A run of records:
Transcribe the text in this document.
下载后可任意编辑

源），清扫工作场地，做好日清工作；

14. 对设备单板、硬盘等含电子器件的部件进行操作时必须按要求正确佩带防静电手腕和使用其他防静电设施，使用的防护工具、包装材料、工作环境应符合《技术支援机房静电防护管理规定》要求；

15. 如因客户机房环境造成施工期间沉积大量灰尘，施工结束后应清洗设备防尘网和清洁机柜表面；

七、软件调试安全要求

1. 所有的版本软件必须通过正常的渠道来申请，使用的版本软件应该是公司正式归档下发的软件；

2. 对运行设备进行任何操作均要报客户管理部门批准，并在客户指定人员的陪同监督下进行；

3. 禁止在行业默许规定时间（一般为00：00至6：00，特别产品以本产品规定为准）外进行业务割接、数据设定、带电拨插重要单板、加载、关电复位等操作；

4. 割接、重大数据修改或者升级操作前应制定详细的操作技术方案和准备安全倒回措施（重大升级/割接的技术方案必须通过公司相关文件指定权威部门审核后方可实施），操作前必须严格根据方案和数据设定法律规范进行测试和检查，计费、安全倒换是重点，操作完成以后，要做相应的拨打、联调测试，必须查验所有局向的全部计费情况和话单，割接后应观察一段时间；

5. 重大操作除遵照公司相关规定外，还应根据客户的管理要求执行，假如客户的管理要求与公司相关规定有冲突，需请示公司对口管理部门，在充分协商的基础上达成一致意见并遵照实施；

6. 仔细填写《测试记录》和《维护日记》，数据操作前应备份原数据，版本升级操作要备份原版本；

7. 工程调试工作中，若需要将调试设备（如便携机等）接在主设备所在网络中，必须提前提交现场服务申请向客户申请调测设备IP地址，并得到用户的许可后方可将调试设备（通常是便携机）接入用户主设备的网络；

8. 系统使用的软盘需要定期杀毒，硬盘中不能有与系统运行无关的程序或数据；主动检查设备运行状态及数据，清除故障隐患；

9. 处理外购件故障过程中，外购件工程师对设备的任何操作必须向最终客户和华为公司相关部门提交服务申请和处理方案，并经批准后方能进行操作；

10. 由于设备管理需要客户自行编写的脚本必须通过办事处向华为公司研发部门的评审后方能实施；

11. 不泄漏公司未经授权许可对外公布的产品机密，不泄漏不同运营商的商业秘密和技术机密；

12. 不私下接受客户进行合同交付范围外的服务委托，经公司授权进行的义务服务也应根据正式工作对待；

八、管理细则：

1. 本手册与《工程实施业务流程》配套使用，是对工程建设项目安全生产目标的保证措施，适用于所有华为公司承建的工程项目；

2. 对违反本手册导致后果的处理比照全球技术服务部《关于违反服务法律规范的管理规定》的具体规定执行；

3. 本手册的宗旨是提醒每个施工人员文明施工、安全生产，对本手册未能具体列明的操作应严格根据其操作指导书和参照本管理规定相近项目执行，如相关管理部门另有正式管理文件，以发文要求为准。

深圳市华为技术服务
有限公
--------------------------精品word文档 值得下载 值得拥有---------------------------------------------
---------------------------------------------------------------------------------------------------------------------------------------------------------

The task » Each record above should be returned exactly as it appears.

Solution »
Transcribe the text in this document.
下载后可任意编辑

源），清扫工作场地，做好日清工作；

14. 对设备单板、硬盘等含电子器件的部件进行操作时必须按要求正确佩带防静电手腕和使用其他防静电设施，使用的防护工具、包装材料、工作环境应符合《技术支援机房静电防护管理规定》要求；

15. 如因客户机房环境造成施工期间沉积大量灰尘，施工结束后应清洗设备防尘网和清洁机柜表面；

七、软件调试安全要求

1. 所有的版本软件必须通过正常的渠道来申请，使用的版本软件应该是公司正式归档下发的软件；

2. 对运行设备进行任何操作均要报客户管理部门批准，并在客户指定人员的陪同监督下进行；

3. 禁止在行业默许规定时间（一般为00：00至6：00，特别产品以本产品规定为准）外进行业务割接、数据设定、带电拨插重要单板、加载、关电复位等操作；

4. 割接、重大数据修改或者升级操作前应制定详细的操作技术方案和准备安全倒回措施（重大升级/割接的技术方案必须通过公司相关文件指定权威部门审核后方可实施），操作前必须严格根据方案和数据设定法律规范进行测试和检查，计费、安全倒换是重点，操作完成以后，要做相应的拨打、联调测试，必须查验所有局向的全部计费情况和话单，割接后应观察一段时间；

5. 重大操作除遵照公司相关规定外，还应根据客户的管理要求执行，假如客户的管理要求与公司相关规定有冲突，需请示公司对口管理部门，在充分协商的基础上达成一致意见并遵照实施；

6. 仔细填写《测试记录》和《维护日记》，数据操作前应备份原数据，版本升级操作要备份原版本；

7. 工程调试工作中，若需要将调试设备（如便携机等）接在主设备所在网络中，必须提前提交现场服务申请向客户申请调测设备IP地址，并得到用户的许可后方可将调试设备（通常是便携机）接入用户主设备的网络；

8. 系统使用的软盘需要定期杀毒，硬盘中不能有与系统运行无关的程序或数据；主动检查设备运行状态及数据，清除故障隐患；

9. 处理外购件故障过程中，外购件工程师对设备的任何操作必须向最终客户和华为公司相关部门提交服务申请和处理方案，并经批准后方能进行操作；

10. 由于设备管理需要客户自行编写的脚本必须通过办事处向华为公司研发部门的评审后方能实施；

11. 不泄漏公司未经授权许可对外公布的产品机密，不泄漏不同运营商的商业秘密和技术机密；

12. 不私下接受客户进行合同交付范围外的服务委托，经公司授权进行的义务服务也应根据正式工作对待；

八、管理细则：

1. 本手册与《工程实施业务流程》配套使用，是对工程建设项目安全生产目标的保证措施，适用于所有华为公司承建的工程项目；

2. 对违反本手册导致后果的处理比照全球技术服务部《关于违反服务法律规范的管理规定》的具体规定执行；

3. 本手册的宗旨是提醒每个施工人员文明施工、安全生产，对本手册未能具体列明的操作应严格根据其操作指导书和参照本管理规定相近项目执行，如相关管理部门另有正式管理文件，以发文要求为准。

深圳市华为技术服务
有限公
--------------------------精品word文档 值得下载 值得拥有---------------------------------------------
---------------------------------------------------------------------------------------------------------------------------------------------------------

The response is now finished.